Find how many lines in the material hold the word "Methodologies", then state that number and nothing more.
==*==
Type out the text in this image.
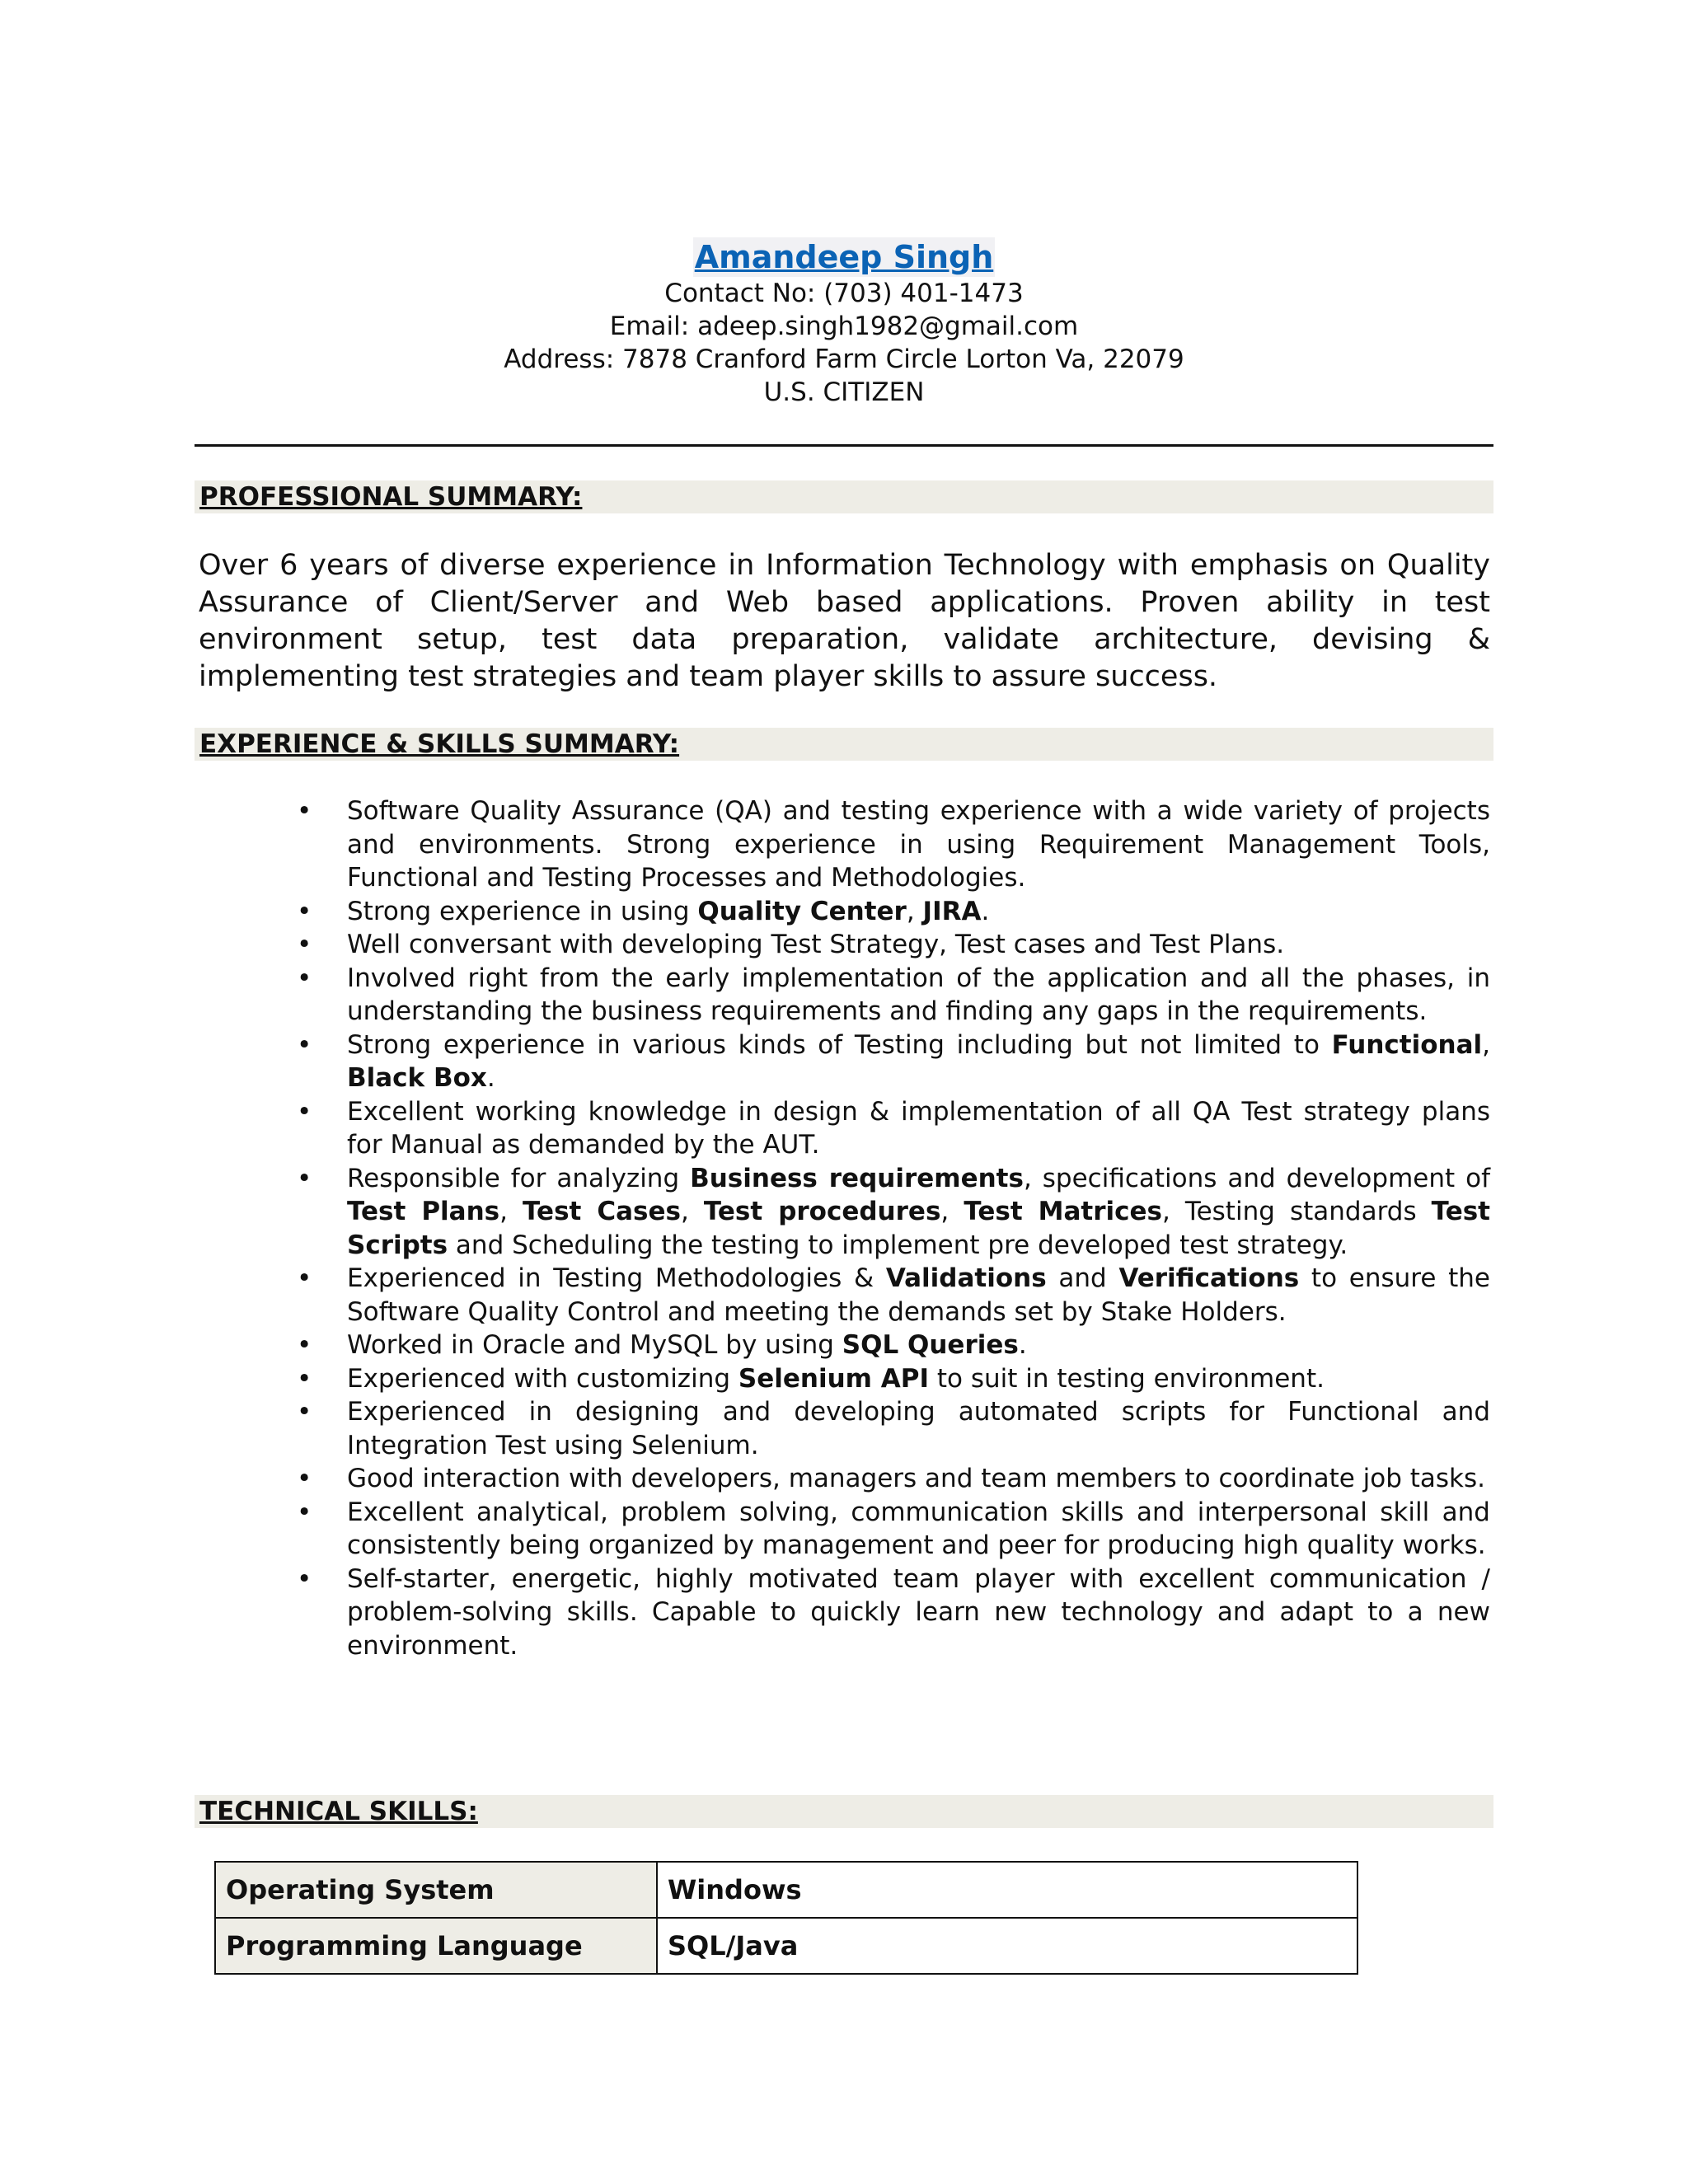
Amandeep Singh
Contact No: (703) 401-1473
Email: adeep.singh1982@gmail.com
Address: 7878 Cranford Farm Circle Lorton Va, 22079
U.S. CITIZEN
PROFESSIONAL SUMMARY:
Over 6 years of diverse experience in Information Technology with emphasis on Quality Assurance of Client/Server and Web based applications. Proven ability in test environment setup, test data preparation, validate architecture, devising & implementing test strategies and team player skills to assure success.
EXPERIENCE & SKILLS SUMMARY:
• Software Quality Assurance (QA) and testing experience with a wide variety of projects and environments. Strong experience in using Requirement Management Tools, Functional and Testing Processes and Methodologies.
• Strong experience in using Quality Center, JIRA.
• Well conversant with developing Test Strategy, Test cases and Test Plans.
• Involved right from the early implementation of the application and all the phases, in understanding the business requirements and finding any gaps in the requirements.
• Strong experience in various kinds of Testing including but not limited to Functional, Black Box.
• Excellent working knowledge in design & implementation of all QA Test strategy plans for Manual as demanded by the AUT.
• Responsible for analyzing Business requirements, specifications and development of Test Plans, Test Cases, Test procedures, Test Matrices, Testing standards Test Scripts and Scheduling the testing to implement pre developed test strategy.
• Experienced in Testing Methodologies & Validations and Verifications to ensure the Software Quality Control and meeting the demands set by Stake Holders.
• Worked in Oracle and MySQL by using SQL Queries.
• Experienced with customizing Selenium API to suit in testing environment.
• Experienced in designing and developing automated scripts for Functional and Integration Test using Selenium.
• Good interaction with developers, managers and team members to coordinate job tasks.
• Excellent analytical, problem solving, communication skills and interpersonal skill and consistently being organized by management and peer for producing high quality works.
• Self-starter, energetic, highly motivated team player with excellent communication / problem-solving skills. Capable to quickly learn new technology and adapt to a new environment.
TECHNICAL SKILLS:
Operating System	Windows
Programming Language	SQL/Java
==*==
Written response: 2